### SOURCE RECORDS ###

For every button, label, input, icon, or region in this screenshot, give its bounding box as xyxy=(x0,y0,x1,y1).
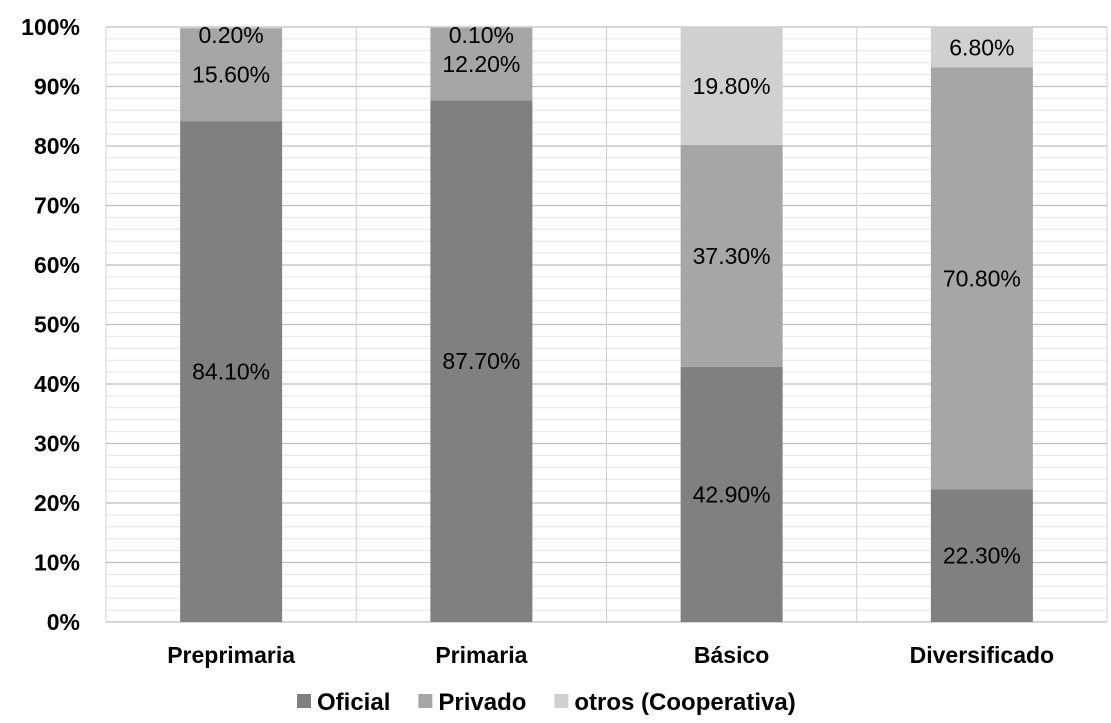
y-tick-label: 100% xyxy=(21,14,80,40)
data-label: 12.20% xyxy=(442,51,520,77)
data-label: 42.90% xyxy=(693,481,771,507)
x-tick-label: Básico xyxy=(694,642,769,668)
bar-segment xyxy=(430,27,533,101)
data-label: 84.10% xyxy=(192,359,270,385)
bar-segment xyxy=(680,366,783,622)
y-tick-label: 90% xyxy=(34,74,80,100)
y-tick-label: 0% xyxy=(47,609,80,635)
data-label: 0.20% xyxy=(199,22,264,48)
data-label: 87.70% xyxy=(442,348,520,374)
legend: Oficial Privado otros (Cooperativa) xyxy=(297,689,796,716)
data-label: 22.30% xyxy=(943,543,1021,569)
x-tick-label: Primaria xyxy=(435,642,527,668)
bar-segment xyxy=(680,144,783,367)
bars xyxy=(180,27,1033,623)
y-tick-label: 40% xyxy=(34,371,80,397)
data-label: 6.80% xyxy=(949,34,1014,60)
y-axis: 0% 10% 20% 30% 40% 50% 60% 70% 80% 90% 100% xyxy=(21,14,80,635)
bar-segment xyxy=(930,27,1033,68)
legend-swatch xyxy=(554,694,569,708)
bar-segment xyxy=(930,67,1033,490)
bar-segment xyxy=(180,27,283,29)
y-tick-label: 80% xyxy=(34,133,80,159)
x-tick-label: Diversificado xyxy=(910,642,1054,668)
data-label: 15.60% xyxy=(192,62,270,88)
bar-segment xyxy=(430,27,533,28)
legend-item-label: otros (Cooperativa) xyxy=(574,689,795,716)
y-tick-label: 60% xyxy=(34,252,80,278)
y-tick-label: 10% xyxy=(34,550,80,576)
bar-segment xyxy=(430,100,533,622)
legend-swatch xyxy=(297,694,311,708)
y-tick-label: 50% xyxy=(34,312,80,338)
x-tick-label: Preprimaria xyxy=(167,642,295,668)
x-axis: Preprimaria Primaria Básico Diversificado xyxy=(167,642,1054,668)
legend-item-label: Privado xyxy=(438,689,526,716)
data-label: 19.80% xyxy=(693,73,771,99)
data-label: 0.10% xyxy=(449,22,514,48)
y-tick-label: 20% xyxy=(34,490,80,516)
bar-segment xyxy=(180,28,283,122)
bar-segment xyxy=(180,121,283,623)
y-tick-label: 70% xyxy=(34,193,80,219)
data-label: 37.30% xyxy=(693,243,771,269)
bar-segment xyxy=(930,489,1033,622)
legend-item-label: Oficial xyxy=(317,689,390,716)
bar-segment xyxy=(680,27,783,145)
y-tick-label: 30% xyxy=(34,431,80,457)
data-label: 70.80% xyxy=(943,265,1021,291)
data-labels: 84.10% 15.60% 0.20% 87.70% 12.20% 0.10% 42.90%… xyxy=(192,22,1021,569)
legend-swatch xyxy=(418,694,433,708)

###
### SOURCE RECORDS ###

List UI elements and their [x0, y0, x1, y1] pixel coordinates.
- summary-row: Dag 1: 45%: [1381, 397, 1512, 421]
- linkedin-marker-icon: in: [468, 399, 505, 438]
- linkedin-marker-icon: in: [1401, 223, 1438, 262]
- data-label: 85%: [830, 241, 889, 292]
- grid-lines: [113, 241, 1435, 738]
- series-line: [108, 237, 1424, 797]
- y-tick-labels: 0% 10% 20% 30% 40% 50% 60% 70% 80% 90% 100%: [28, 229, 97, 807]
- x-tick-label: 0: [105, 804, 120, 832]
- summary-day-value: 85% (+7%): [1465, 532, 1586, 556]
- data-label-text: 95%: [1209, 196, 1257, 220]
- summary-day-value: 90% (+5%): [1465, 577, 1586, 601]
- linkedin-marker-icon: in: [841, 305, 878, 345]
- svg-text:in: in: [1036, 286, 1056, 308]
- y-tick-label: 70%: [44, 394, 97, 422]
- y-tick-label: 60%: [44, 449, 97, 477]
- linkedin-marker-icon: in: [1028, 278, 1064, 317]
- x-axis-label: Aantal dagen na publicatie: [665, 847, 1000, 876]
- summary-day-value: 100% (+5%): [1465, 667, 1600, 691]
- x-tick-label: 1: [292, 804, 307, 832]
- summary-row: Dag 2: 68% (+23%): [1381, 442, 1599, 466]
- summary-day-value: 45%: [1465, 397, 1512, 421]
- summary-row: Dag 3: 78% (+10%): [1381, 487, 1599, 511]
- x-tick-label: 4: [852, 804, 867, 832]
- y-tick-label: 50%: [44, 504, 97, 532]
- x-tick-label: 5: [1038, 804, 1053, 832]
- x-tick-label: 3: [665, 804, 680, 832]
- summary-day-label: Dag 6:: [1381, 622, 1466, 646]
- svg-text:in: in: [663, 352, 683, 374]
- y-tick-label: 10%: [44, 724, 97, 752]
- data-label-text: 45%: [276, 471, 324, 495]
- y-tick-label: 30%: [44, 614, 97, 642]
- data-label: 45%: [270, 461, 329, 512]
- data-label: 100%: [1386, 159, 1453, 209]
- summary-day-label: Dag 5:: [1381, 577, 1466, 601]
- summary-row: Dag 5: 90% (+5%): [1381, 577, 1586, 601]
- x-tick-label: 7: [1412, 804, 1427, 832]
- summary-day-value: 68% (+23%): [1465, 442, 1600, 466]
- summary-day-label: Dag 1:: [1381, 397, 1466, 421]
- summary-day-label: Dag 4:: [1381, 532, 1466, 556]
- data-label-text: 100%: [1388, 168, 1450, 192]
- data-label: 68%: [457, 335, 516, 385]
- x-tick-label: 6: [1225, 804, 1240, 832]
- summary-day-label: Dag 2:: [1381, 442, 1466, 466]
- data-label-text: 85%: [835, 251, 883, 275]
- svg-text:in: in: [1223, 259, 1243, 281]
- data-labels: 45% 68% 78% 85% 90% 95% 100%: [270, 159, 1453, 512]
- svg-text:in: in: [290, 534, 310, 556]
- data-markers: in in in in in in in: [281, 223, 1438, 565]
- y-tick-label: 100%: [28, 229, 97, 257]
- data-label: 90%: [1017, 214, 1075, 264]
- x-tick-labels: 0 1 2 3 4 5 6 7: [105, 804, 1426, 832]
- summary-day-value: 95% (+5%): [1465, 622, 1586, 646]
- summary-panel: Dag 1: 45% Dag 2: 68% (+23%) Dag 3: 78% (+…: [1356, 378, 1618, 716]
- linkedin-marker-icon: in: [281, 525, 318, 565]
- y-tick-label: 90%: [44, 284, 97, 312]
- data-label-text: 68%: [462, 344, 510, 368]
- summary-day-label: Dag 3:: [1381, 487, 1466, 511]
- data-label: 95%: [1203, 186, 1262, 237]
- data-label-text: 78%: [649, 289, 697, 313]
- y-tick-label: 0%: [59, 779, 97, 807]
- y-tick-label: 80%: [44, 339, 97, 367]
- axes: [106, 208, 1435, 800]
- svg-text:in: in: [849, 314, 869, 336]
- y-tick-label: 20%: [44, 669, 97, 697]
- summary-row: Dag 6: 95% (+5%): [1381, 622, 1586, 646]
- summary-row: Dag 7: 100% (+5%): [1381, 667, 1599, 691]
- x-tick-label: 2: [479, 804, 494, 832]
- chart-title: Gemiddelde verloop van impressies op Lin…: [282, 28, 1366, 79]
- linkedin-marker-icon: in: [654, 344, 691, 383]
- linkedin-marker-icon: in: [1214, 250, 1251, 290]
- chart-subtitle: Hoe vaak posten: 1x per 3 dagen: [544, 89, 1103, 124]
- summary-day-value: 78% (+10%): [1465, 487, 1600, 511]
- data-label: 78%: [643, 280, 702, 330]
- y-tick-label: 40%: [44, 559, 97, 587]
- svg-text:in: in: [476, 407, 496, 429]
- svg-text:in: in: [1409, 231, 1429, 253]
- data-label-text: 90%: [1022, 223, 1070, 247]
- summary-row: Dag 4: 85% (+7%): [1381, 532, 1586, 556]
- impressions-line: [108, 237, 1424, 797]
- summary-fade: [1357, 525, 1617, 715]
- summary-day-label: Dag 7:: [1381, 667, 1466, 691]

###

WRITTEN EXERCISE » Transcribe the lines beginning with the line containing "List UI elements" and ending with the line containing "- summary-day-value: 90%", both of those included, and no others.

SOLUTION FOR THIS TASK »
List UI elements and their [x0, y0, x1, y1] pixel coordinates.
- summary-row: Dag 1: 45%: [1381, 397, 1512, 421]
- linkedin-marker-icon: in: [468, 399, 505, 438]
- linkedin-marker-icon: in: [1401, 223, 1438, 262]
- data-label: 85%: [830, 241, 889, 292]
- grid-lines: [113, 241, 1435, 738]
- series-line: [108, 237, 1424, 797]
- y-tick-labels: 0% 10% 20% 30% 40% 50% 60% 70% 80% 90% 100%: [28, 229, 97, 807]
- x-tick-label: 0: [105, 804, 120, 832]
- summary-day-value: 85% (+7%): [1465, 532, 1586, 556]
- data-label-text: 95%: [1209, 196, 1257, 220]
- summary-day-value: 90% (+5%): [1465, 577, 1586, 601]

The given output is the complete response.